TASK PROMPT – Give back the entire listing verbatim.

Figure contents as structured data
>> BEGIN

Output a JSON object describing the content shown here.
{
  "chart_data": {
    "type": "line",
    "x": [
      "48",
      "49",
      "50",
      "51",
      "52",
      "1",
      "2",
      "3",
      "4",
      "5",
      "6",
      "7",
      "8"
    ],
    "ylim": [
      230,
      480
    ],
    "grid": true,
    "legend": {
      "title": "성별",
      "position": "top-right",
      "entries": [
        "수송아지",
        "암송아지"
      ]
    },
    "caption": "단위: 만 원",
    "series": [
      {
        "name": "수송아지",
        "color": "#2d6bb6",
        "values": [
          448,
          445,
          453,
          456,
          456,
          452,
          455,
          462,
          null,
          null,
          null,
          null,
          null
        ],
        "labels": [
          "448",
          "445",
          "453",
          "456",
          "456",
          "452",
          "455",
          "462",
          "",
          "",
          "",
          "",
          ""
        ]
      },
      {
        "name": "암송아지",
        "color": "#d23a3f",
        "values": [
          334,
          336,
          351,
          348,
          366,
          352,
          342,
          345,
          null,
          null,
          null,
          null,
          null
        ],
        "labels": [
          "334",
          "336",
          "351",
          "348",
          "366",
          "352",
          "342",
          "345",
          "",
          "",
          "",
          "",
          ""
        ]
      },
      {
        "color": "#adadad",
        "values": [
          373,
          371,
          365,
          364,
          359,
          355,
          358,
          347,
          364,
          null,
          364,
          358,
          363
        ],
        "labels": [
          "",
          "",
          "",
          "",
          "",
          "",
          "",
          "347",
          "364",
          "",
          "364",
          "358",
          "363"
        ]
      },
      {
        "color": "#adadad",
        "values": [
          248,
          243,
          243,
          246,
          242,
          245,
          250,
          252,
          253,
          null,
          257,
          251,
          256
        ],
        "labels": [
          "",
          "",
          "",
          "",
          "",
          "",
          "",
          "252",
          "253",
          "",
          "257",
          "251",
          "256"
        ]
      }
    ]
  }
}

>> END

THE RESPONSE –
Output a JSON object describing the content shown here.
{
  "chart_data": {
    "type": "line",
    "x": [
      "48",
      "49",
      "50",
      "51",
      "52",
      "1",
      "2",
      "3",
      "4",
      "5",
      "6",
      "7",
      "8"
    ],
    "ylim": [
      230,
      480
    ],
    "grid": true,
    "legend": {
      "title": "성별",
      "position": "top-right",
      "entries": [
        "수송아지",
        "암송아지"
      ]
    },
    "caption": "단위: 만 원",
    "series": [
      {
        "name": "수송아지",
        "color": "#2d6bb6",
        "values": [
          448,
          445,
          453,
          456,
          456,
          452,
          455,
          462,
          null,
          null,
          null,
          null,
          null
        ],
        "labels": [
          "448",
          "445",
          "453",
          "456",
          "456",
          "452",
          "455",
          "462",
          "",
          "",
          "",
          "",
          ""
        ]
      },
      {
        "name": "암송아지",
        "color": "#d23a3f",
        "values": [
          334,
          336,
          351,
          348,
          366,
          352,
          342,
          345,
          null,
          null,
          null,
          null,
          null
        ],
        "labels": [
          "334",
          "336",
          "351",
          "348",
          "366",
          "352",
          "342",
          "345",
          "",
          "",
          "",
          "",
          ""
        ]
      },
      {
        "color": "#adadad",
        "values": [
          373,
          371,
          365,
          364,
          359,
          355,
          358,
          347,
          364,
          null,
          364,
          358,
          363
        ],
        "labels": [
          "",
          "",
          "",
          "",
          "",
          "",
          "",
          "347",
          "364",
          "",
          "364",
          "358",
          "363"
        ]
      },
      {
        "color": "#adadad",
        "values": [
          248,
          243,
          243,
          246,
          242,
          245,
          250,
          252,
          253,
          null,
          257,
          251,
          256
        ],
        "labels": [
          "",
          "",
          "",
          "",
          "",
          "",
          "",
          "252",
          "253",
          "",
          "257",
          "251",
          "256"
        ]
      }
    ]
  }
}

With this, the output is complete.